== RECORDS TO PROCESS ==
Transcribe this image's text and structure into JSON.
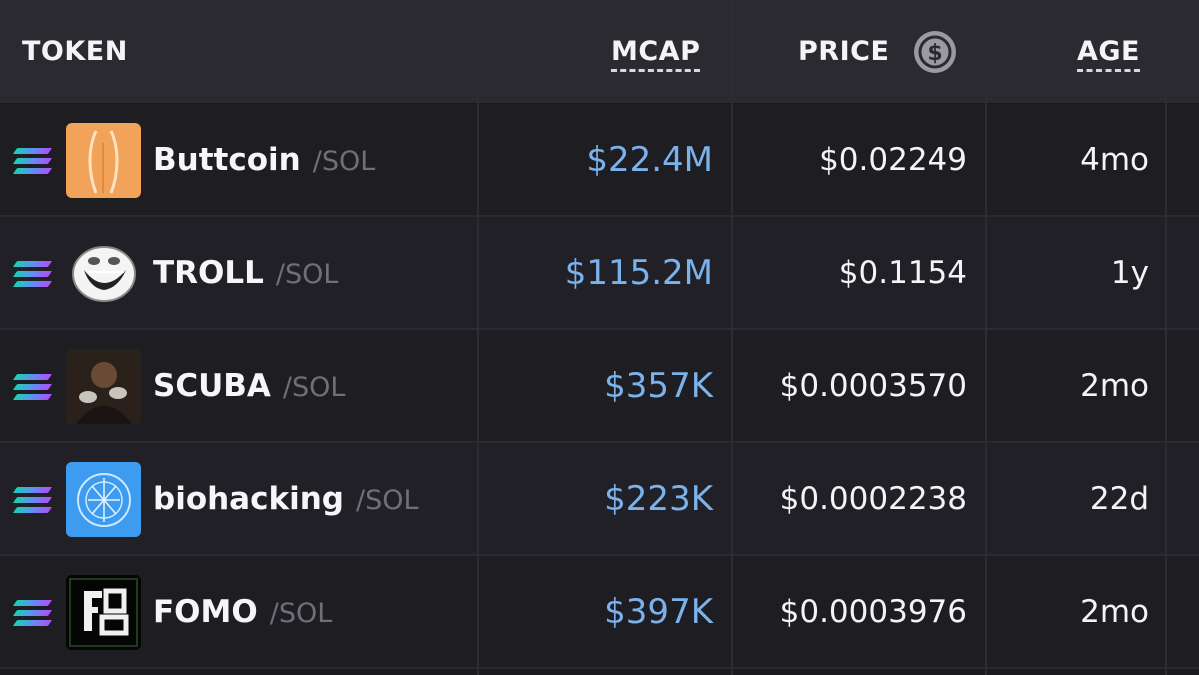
{
  "header": {
    "token": "TOKEN",
    "mcap": "MCAP",
    "price": "PRICE",
    "age": "AGE",
    "currency_icon": "dollar-circle-icon"
  },
  "chain_icon": "solana-icon",
  "rows": [
    {
      "name": "Buttcoin",
      "pair": "/SOL",
      "mcap": "$22.4M",
      "price": "$0.02249",
      "age": "4mo",
      "avatar_color": "#f2a35a"
    },
    {
      "name": "TROLL",
      "pair": "/SOL",
      "mcap": "$115.2M",
      "price": "$0.1154",
      "age": "1y",
      "avatar_color": "#ffffff"
    },
    {
      "name": "SCUBA",
      "pair": "/SOL",
      "mcap": "$357K",
      "price": "$0.0003570",
      "age": "2mo",
      "avatar_color": "#3a2c24"
    },
    {
      "name": "biohacking",
      "pair": "/SOL",
      "mcap": "$223K",
      "price": "$0.0002238",
      "age": "22d",
      "avatar_color": "#3d9bf0"
    },
    {
      "name": "FOMO",
      "pair": "/SOL",
      "mcap": "$397K",
      "price": "$0.0003976",
      "age": "2mo",
      "avatar_color": "#0a0a0a"
    }
  ],
  "colors": {
    "mcap": "#7cb2ec",
    "background": "#1b1b20",
    "header": "#2a2a30"
  }
}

== TASK TO CARRY OUT ==
What is the number of lines in the data holding the word "name"? Reply with that number only.

== CORRECT RESPONSE ==
5